(Records that describe figures)
-- BEGIN --

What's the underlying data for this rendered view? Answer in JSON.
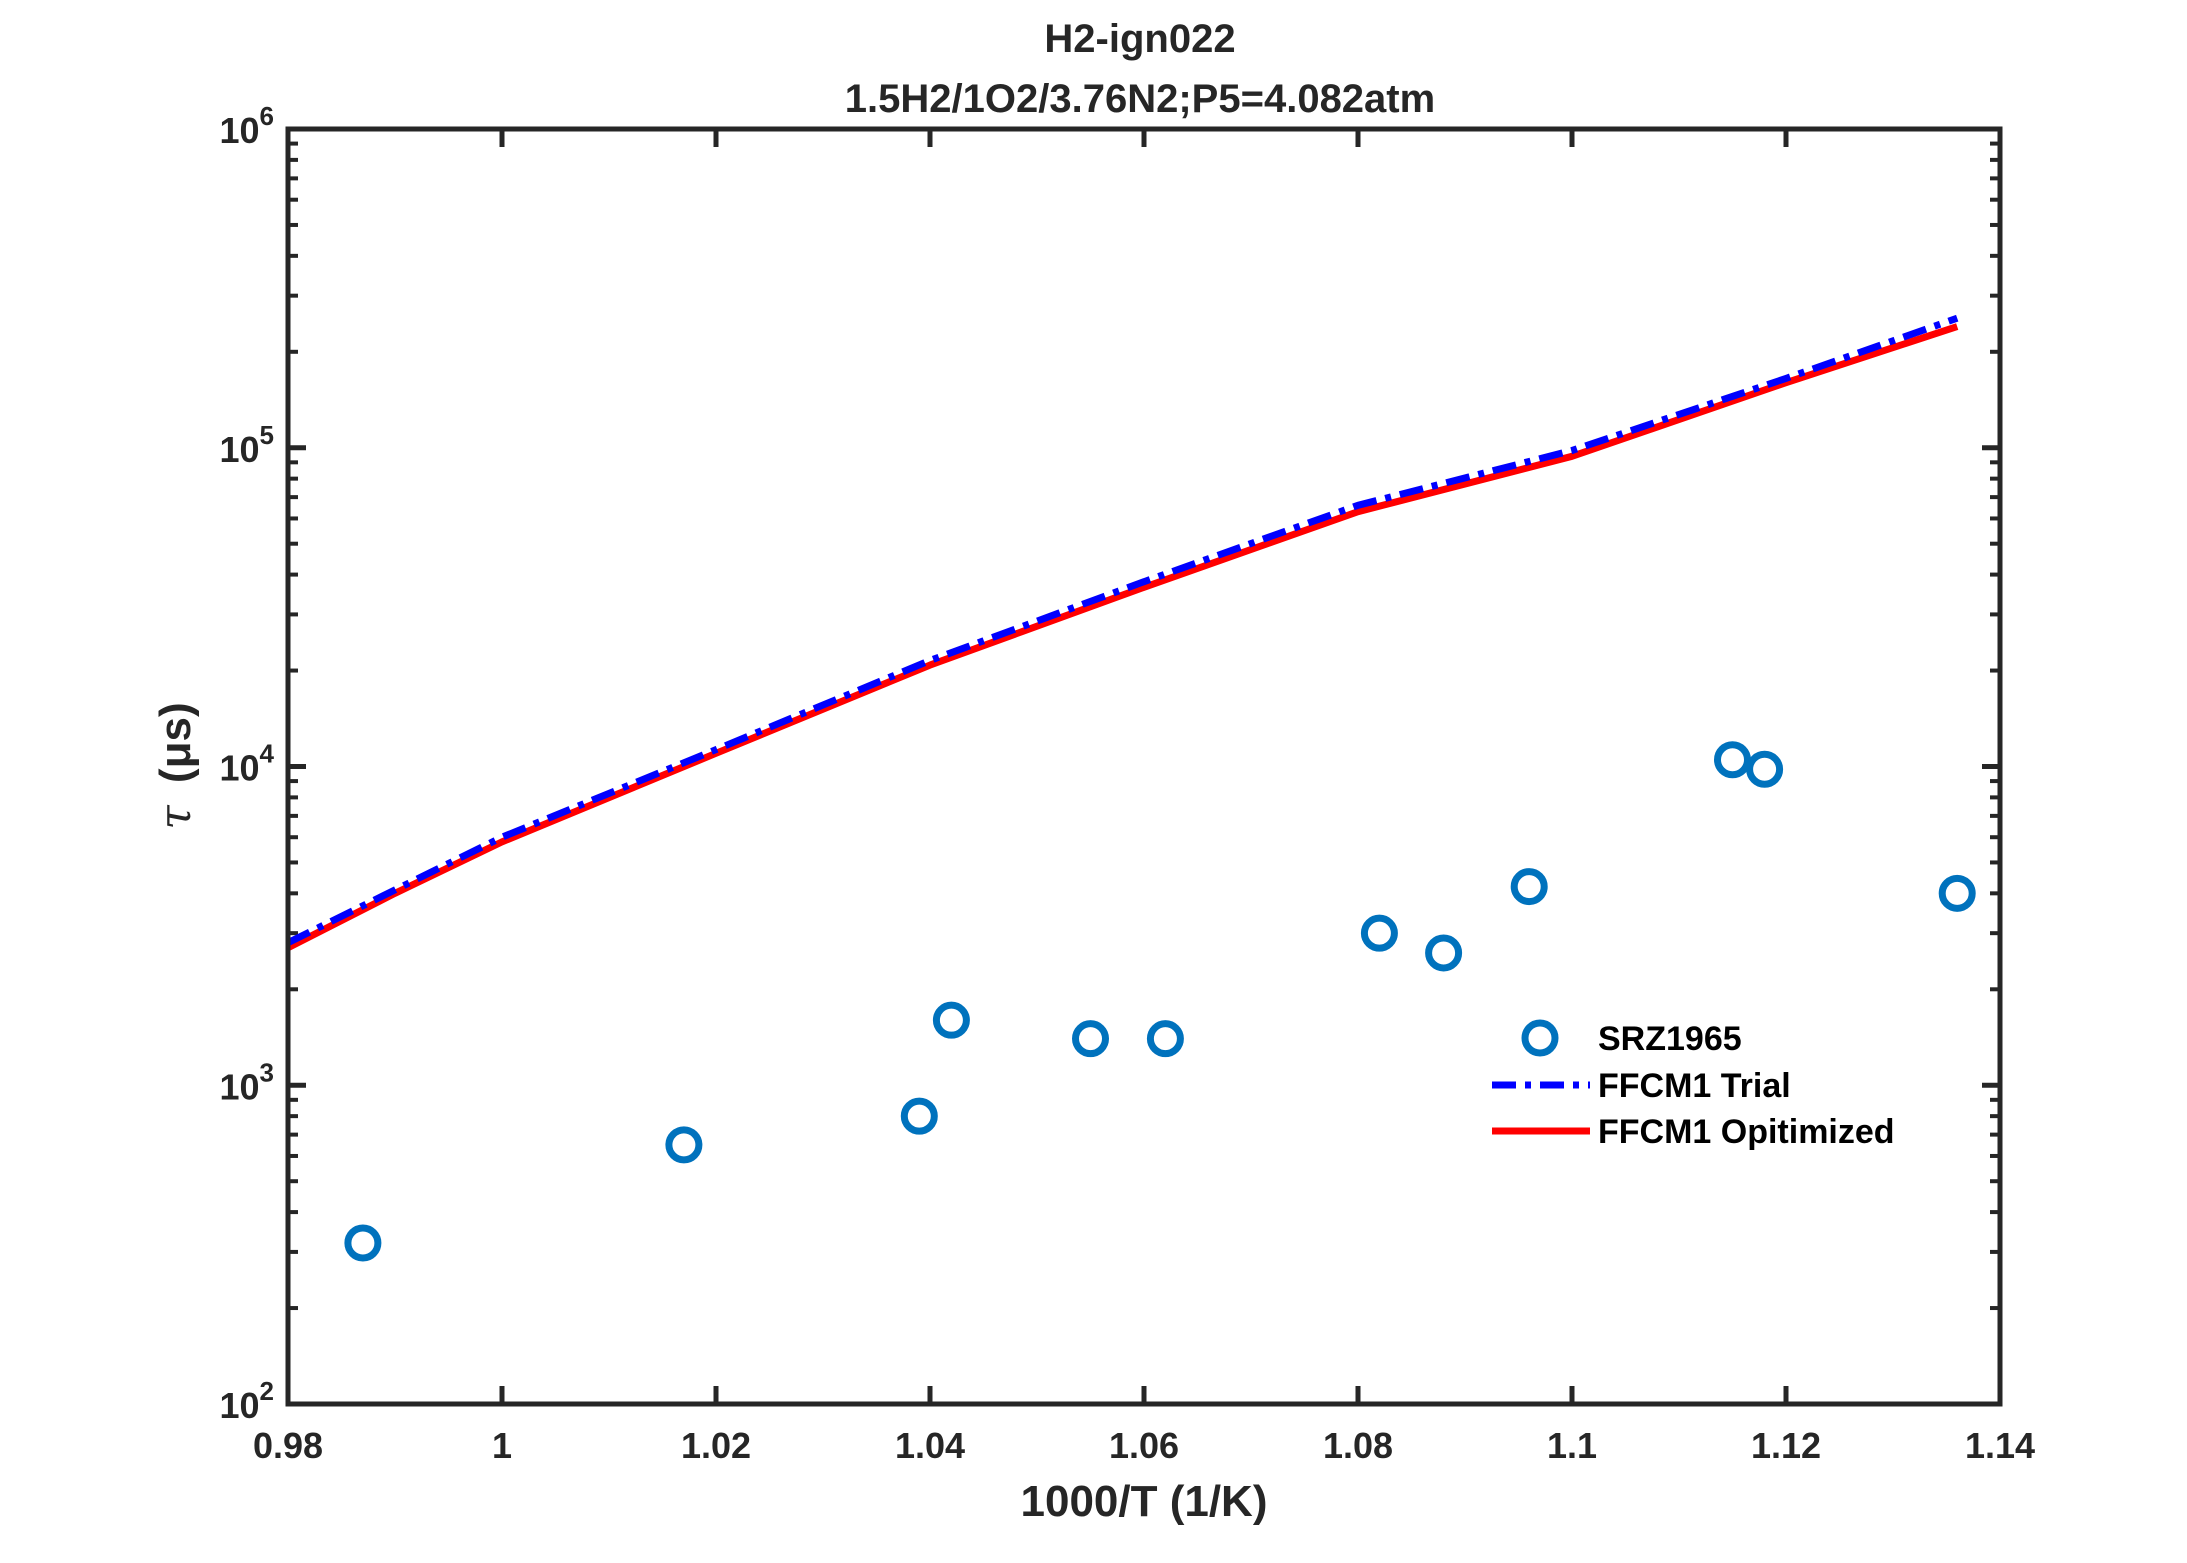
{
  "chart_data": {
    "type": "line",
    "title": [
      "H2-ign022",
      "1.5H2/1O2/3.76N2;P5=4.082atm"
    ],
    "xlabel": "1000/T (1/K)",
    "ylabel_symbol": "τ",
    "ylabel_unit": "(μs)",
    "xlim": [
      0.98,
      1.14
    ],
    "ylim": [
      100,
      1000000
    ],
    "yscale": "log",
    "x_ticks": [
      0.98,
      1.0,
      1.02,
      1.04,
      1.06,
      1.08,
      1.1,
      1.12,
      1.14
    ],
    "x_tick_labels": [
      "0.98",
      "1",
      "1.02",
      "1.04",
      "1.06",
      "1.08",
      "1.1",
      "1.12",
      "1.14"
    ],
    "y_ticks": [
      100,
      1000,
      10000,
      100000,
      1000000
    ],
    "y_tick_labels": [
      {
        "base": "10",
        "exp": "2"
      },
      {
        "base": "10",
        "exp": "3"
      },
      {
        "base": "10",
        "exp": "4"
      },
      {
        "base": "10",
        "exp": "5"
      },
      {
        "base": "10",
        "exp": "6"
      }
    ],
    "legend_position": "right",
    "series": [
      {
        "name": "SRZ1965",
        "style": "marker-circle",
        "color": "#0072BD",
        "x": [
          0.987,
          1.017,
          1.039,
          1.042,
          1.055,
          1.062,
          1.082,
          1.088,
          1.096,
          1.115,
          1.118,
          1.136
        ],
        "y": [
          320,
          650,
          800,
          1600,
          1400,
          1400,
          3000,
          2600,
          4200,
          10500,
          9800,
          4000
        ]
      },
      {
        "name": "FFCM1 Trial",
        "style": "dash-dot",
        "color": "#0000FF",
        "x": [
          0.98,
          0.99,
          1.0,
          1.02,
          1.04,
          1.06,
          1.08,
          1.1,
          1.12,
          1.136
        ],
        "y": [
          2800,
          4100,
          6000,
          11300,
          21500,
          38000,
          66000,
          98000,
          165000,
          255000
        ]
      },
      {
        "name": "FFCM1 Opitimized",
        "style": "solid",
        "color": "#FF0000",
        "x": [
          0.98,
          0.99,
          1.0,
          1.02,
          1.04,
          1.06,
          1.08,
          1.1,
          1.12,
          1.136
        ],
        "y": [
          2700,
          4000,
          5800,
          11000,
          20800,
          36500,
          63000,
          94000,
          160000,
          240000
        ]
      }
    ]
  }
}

-- END --
-- BEGIN --

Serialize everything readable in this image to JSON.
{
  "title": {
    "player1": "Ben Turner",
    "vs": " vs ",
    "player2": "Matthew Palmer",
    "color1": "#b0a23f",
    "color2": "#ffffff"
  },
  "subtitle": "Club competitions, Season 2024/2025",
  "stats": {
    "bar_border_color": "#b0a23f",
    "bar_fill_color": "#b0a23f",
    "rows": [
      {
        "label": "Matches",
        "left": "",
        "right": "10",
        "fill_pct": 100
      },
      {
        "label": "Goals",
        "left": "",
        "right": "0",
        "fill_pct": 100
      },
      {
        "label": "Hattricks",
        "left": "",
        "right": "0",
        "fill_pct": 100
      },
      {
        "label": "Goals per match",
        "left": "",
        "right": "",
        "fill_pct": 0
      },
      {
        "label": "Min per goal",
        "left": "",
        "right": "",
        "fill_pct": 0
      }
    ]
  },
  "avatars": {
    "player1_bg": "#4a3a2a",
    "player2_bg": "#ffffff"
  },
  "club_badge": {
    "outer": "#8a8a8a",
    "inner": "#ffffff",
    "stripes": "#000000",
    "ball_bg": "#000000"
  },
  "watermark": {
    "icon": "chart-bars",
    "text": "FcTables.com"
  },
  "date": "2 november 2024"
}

-- END --
-- BEGIN --

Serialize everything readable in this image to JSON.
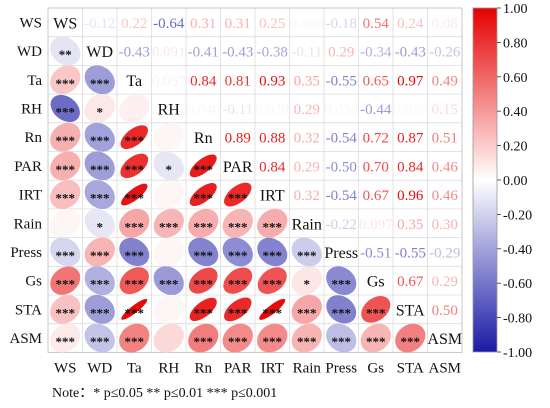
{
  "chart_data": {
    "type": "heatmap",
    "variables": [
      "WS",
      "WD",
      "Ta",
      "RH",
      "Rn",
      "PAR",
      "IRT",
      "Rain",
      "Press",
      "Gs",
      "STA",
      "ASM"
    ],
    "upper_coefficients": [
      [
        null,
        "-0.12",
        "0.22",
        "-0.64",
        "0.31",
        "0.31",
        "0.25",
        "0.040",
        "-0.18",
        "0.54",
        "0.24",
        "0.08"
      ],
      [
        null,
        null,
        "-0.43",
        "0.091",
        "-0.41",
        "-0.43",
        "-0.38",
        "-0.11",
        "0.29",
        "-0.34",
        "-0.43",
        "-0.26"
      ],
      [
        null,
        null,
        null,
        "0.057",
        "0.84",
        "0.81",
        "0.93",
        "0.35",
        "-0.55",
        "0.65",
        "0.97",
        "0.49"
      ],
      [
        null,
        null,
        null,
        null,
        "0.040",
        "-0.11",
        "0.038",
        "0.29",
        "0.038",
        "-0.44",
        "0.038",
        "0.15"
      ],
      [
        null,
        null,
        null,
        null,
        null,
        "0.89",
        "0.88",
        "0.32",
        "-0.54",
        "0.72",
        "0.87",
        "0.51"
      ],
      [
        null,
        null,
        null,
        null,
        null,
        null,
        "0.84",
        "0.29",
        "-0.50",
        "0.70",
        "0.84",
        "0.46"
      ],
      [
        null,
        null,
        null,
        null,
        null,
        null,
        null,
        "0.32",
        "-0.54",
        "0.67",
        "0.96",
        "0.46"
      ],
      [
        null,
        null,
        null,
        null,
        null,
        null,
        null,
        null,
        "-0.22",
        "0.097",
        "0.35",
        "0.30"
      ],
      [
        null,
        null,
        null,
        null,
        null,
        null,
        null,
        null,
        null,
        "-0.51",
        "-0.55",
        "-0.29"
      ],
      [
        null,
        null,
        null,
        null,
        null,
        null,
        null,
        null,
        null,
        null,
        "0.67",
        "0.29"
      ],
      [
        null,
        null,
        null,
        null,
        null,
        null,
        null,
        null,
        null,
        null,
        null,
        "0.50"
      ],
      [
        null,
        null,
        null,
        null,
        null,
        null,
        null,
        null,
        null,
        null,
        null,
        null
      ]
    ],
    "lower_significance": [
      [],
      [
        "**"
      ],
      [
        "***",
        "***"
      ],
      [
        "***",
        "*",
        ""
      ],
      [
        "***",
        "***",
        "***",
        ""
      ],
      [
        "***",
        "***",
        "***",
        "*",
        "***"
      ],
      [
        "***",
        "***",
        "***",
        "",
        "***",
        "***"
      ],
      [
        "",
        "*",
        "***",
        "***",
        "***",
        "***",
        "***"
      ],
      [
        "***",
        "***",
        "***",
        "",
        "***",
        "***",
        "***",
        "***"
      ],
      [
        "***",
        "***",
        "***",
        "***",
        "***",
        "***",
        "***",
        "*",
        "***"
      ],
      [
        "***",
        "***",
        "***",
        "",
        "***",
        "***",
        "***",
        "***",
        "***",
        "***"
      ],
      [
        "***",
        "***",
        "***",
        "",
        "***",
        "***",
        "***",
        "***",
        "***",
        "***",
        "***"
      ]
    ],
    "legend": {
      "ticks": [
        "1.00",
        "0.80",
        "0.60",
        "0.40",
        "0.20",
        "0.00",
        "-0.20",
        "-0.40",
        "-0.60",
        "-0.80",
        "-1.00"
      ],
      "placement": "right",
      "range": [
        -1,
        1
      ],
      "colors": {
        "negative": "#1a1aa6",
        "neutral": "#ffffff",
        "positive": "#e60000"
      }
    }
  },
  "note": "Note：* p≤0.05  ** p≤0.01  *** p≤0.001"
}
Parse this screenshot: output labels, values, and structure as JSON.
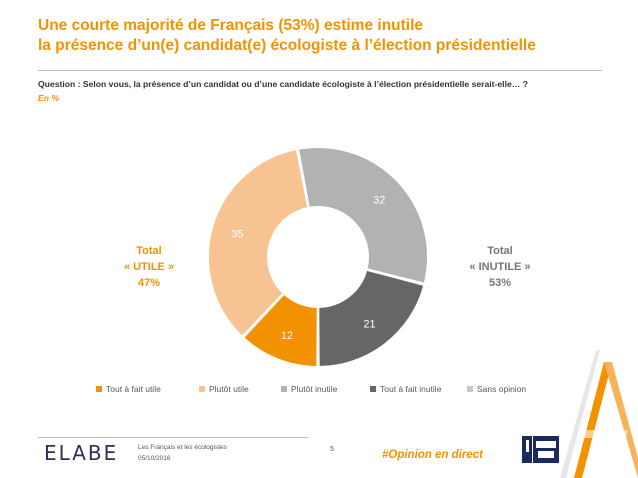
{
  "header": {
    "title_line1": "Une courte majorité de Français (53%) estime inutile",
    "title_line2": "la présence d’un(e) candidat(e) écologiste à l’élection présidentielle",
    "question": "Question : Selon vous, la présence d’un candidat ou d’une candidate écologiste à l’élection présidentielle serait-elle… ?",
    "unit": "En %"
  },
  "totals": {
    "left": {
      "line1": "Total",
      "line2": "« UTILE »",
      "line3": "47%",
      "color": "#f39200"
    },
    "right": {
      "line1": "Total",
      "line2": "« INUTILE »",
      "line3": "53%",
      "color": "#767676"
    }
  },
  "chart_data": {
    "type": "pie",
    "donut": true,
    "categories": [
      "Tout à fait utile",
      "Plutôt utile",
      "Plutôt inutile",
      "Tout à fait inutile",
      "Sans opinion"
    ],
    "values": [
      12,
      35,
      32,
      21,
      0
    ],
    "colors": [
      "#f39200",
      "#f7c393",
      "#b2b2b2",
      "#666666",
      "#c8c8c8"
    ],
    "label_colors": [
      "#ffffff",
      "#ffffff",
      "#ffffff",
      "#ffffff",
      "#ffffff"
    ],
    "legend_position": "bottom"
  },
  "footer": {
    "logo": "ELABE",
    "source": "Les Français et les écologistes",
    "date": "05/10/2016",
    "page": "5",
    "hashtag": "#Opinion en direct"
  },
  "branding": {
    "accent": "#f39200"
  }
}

-- END --

All lines above with "JSON" in them should be returned.

> **Task answer**:
What's the underlying data for this rendered view? Answer in JSON.
Serialize everything readable in this image to JSON.
Serialize everything readable in this image to JSON.
Parse this screenshot: output labels, values, and structure as JSON.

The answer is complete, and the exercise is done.